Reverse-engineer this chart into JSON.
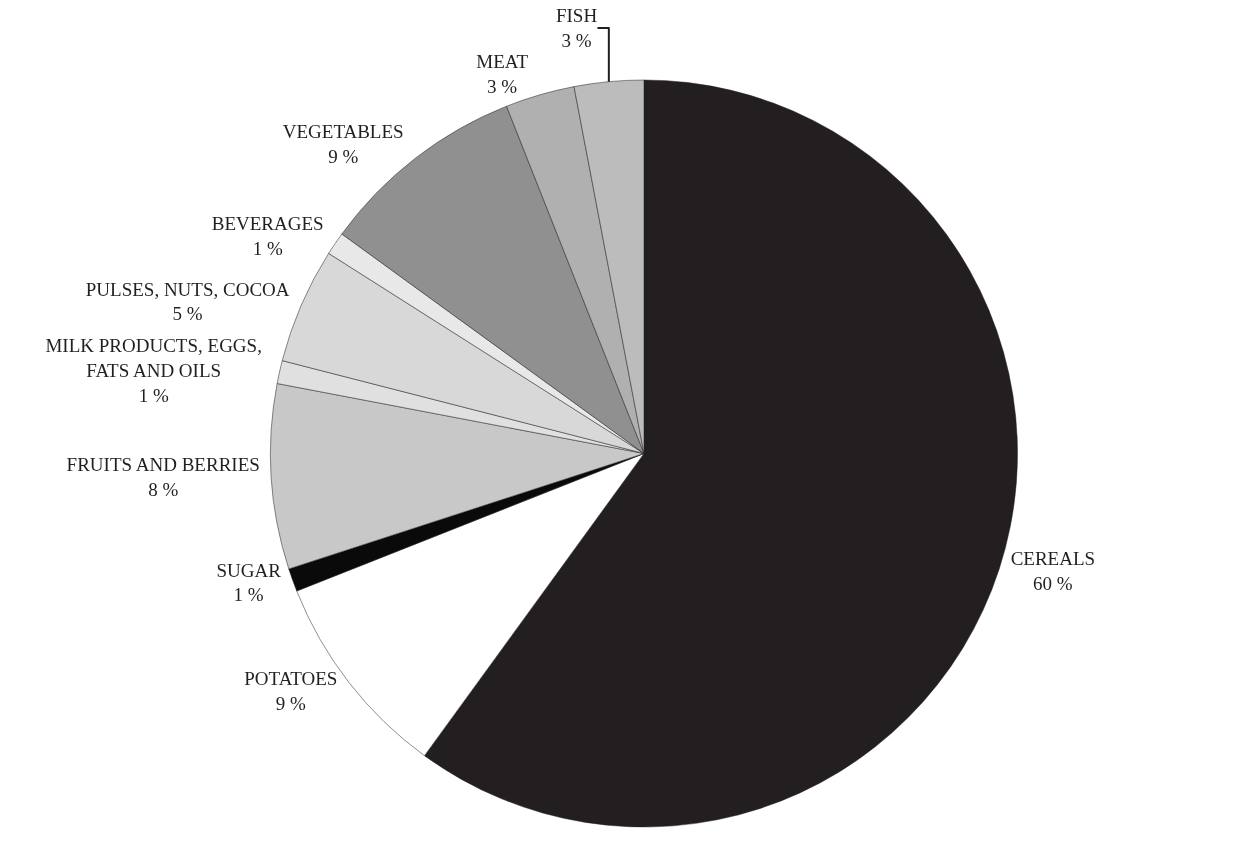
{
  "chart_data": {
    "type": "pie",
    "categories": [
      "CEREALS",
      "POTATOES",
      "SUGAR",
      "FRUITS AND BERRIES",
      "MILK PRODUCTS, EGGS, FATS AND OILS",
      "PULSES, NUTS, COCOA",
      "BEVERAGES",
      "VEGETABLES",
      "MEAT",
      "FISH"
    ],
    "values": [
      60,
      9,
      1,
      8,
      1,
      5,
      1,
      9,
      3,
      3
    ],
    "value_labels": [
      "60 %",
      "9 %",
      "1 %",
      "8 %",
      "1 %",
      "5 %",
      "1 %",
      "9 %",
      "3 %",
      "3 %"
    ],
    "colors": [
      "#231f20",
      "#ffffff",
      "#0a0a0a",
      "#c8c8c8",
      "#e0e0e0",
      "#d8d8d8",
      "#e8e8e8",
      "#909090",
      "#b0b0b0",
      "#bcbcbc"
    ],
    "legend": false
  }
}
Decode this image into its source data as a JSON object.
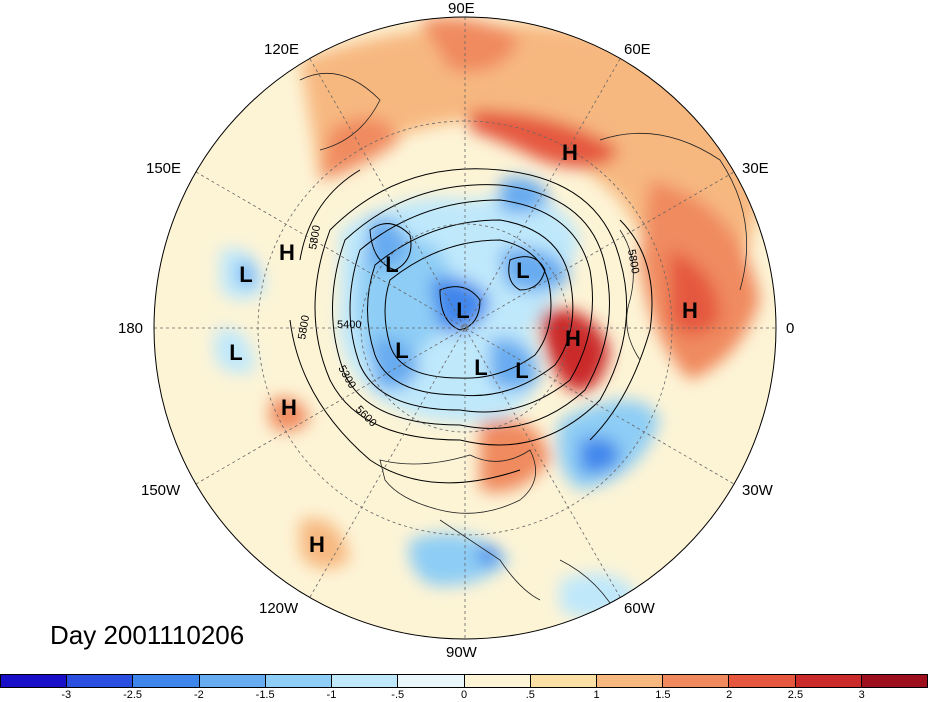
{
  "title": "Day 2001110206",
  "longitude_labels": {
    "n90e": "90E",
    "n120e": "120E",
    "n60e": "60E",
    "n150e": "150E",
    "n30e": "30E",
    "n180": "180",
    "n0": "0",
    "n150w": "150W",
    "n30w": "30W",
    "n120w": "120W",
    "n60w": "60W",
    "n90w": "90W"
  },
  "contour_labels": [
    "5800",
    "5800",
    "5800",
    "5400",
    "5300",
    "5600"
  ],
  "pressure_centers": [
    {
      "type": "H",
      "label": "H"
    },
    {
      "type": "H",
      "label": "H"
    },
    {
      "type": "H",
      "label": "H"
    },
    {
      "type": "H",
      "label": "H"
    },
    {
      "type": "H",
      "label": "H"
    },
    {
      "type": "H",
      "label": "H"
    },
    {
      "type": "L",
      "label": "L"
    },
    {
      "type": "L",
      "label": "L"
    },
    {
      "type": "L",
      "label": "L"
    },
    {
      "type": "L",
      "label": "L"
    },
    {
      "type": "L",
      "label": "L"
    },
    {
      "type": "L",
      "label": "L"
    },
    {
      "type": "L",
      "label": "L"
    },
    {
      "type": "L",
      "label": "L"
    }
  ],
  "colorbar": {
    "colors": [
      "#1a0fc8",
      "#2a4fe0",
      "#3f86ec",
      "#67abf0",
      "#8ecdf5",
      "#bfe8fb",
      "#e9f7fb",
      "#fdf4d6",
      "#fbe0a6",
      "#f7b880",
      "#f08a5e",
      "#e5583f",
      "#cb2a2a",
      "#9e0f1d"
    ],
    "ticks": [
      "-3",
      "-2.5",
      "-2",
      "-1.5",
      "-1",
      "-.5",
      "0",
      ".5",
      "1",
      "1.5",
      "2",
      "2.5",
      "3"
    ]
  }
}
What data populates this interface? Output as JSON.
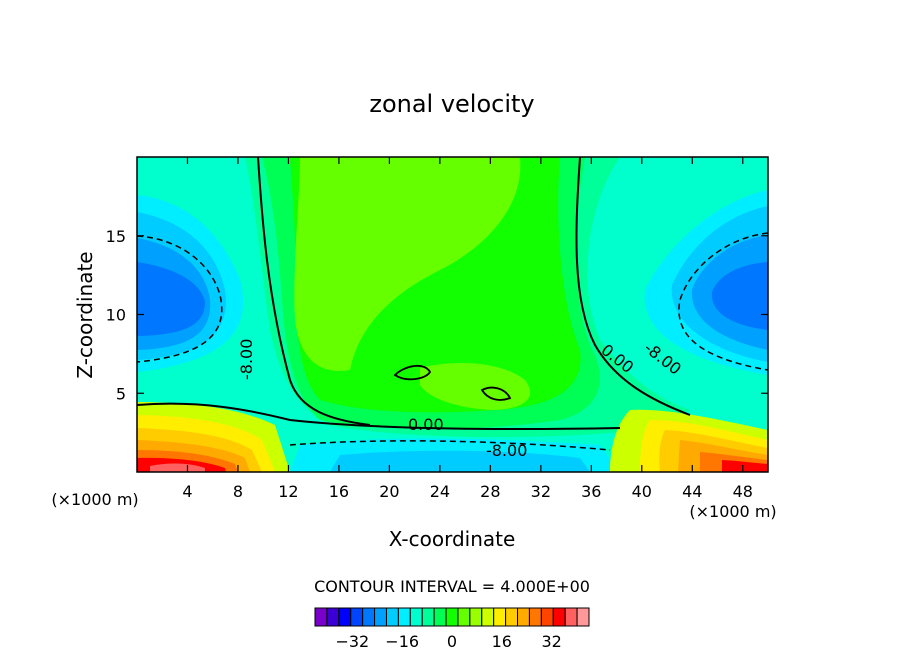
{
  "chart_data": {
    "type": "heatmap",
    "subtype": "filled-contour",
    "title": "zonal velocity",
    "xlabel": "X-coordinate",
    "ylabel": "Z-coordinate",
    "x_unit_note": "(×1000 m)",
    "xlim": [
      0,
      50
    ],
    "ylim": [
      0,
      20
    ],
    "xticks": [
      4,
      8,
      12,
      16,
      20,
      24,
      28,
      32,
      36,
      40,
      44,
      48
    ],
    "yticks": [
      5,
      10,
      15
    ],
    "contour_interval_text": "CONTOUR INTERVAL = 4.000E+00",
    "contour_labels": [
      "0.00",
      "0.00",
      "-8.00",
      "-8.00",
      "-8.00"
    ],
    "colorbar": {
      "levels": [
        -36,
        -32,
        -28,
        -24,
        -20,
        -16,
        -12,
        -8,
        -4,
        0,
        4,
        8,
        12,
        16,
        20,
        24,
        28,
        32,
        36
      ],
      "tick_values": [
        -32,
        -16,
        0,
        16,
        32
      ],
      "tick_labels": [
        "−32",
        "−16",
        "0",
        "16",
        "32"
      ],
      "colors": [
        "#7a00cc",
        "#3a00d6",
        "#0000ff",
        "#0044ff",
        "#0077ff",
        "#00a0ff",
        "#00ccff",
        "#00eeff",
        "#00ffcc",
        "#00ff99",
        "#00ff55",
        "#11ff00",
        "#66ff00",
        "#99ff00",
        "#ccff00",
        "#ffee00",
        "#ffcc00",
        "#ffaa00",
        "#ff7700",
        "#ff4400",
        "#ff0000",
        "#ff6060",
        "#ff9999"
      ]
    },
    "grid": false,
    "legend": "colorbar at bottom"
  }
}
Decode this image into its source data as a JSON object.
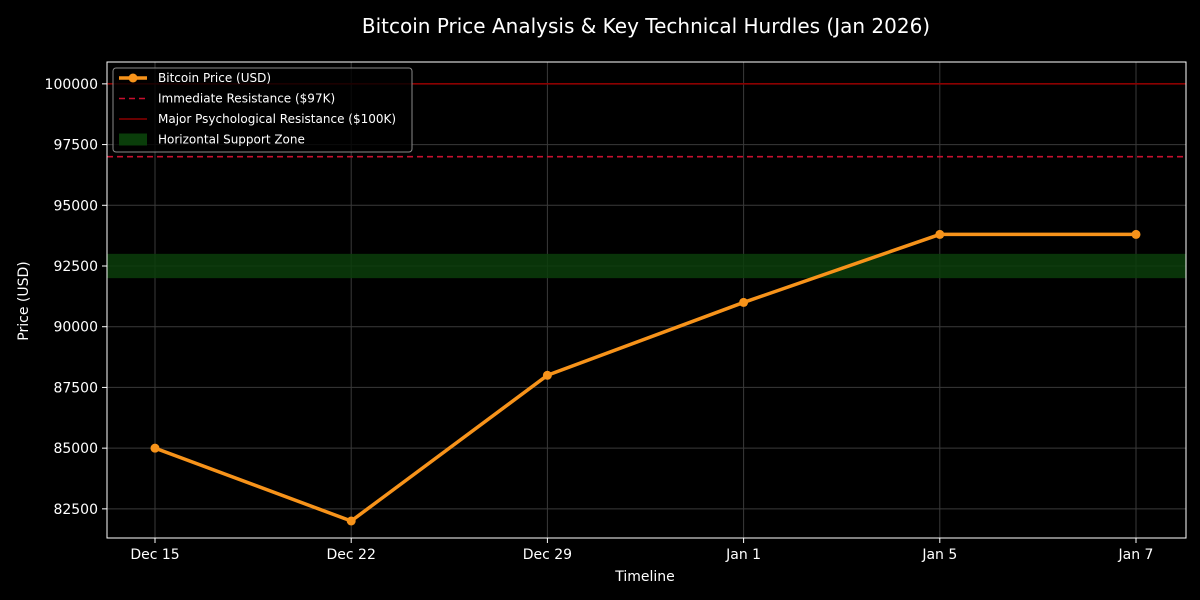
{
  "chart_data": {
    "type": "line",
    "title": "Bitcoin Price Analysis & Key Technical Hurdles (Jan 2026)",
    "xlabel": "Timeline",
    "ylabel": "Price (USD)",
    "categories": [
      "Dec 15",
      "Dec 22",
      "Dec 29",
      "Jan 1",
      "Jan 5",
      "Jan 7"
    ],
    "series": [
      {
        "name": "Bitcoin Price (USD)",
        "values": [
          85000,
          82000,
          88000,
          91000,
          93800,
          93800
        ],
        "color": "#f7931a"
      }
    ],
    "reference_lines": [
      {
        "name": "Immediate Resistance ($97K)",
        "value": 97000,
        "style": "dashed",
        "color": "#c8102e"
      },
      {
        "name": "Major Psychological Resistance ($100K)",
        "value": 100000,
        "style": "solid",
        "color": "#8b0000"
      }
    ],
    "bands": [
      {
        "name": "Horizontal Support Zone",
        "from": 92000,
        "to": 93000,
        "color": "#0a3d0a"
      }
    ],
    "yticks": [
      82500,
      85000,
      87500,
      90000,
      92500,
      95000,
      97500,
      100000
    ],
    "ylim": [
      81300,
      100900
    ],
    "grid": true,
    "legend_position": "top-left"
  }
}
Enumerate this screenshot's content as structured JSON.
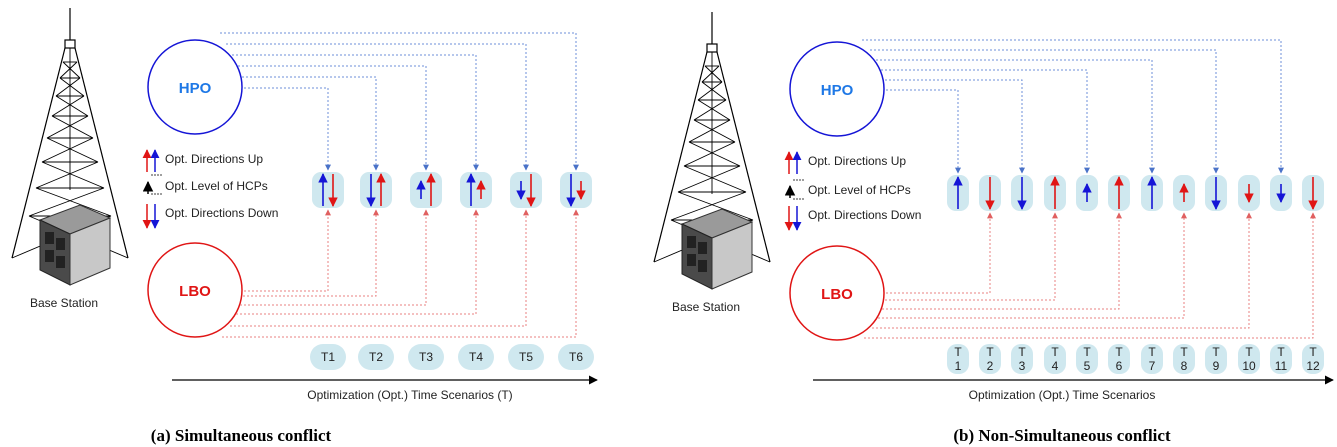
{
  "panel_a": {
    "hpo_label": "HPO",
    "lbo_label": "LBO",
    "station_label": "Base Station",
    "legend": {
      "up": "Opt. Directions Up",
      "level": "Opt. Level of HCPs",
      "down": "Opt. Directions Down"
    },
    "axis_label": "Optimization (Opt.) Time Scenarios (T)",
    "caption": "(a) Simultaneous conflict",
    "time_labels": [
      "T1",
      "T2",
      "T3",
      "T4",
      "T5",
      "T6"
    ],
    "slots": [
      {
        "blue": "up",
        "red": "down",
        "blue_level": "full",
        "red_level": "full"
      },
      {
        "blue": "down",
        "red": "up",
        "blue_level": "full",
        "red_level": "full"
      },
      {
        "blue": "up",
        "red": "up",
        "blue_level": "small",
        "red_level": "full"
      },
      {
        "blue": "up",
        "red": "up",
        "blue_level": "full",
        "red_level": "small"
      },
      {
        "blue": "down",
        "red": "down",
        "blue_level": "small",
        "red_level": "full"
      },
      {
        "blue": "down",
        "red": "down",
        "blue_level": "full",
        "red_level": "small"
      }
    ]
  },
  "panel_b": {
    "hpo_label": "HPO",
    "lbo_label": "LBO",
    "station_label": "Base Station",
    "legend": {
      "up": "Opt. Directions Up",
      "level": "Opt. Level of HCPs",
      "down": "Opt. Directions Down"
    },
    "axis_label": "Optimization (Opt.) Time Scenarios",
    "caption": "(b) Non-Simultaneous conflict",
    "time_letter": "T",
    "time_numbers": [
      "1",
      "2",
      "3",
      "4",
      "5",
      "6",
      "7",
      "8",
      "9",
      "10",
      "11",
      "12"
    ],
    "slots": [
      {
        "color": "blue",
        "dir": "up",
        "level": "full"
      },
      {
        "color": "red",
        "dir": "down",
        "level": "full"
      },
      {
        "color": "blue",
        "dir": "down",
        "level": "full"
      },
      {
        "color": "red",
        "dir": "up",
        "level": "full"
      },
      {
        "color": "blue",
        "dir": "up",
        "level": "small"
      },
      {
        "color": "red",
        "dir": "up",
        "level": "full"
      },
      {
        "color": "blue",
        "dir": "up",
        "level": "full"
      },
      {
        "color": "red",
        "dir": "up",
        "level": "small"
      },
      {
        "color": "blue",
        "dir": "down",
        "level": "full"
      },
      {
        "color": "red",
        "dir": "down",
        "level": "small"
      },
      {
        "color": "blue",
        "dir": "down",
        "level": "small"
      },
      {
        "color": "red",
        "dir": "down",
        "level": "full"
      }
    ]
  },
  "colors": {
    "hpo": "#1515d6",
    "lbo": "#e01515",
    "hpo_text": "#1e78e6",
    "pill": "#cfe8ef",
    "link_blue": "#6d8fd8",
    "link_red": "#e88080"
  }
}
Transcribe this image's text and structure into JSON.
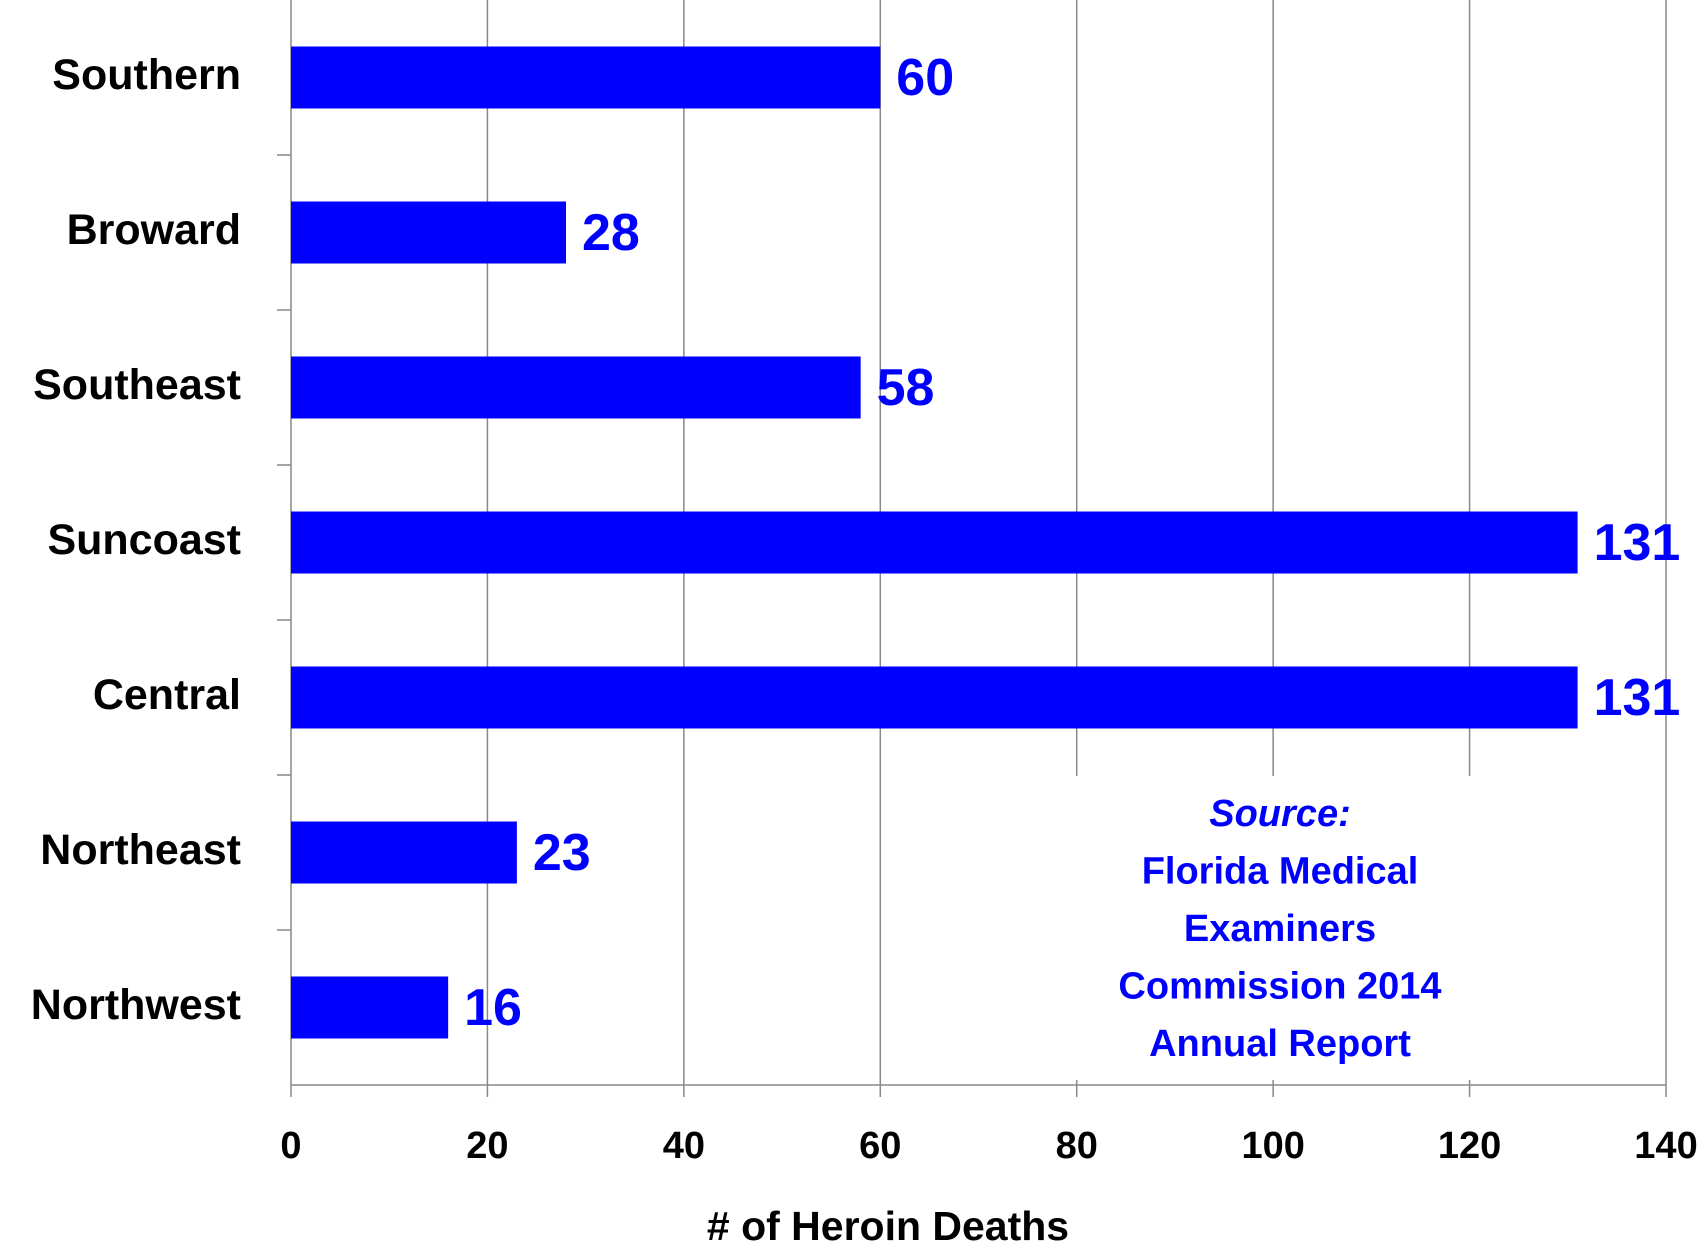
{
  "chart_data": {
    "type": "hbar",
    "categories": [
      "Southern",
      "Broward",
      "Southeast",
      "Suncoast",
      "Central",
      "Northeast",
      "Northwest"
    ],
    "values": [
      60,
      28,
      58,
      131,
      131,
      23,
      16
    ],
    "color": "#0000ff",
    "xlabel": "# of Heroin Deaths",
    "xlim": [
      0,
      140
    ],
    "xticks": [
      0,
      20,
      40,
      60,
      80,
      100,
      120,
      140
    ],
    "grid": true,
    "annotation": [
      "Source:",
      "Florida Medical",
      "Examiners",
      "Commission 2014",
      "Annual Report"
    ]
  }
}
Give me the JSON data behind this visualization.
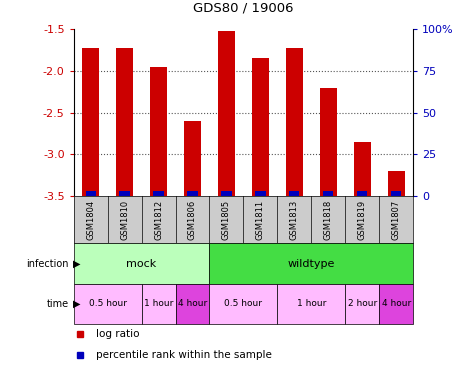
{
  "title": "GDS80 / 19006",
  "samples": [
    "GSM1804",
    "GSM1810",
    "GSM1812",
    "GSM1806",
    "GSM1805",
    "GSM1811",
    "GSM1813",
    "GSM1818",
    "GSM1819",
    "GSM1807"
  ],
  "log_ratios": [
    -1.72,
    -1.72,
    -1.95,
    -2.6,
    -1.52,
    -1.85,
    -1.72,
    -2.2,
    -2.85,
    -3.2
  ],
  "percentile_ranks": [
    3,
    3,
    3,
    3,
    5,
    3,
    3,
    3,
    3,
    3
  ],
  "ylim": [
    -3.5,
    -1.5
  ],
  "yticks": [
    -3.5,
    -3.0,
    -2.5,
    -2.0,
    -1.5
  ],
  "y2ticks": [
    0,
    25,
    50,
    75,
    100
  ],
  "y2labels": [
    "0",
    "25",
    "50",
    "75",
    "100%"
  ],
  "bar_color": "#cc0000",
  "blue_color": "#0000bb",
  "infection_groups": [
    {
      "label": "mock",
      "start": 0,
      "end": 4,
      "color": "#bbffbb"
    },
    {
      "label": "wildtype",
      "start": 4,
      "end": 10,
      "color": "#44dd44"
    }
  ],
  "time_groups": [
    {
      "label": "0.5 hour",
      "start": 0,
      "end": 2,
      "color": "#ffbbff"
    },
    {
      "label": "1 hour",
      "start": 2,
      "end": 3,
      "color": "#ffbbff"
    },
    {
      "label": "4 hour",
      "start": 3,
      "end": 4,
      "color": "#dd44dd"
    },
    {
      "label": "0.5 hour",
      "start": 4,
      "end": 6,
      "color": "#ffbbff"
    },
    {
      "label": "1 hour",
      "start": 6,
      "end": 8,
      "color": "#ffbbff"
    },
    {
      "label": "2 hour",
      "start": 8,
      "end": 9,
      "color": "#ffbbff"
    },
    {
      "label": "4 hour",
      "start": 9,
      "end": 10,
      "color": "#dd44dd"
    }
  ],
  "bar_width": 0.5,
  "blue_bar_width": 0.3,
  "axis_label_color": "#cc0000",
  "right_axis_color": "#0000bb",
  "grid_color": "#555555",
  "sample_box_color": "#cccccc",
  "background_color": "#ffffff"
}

§

### PROMPT
Using the records above, list each line that includes "Optimization".

### OUTPUT BELOW
    "axis_label": "Optimization (Opt.) Time Scenarios (T)",
    "axis_label": "Optimization (Opt.) Time Scenarios",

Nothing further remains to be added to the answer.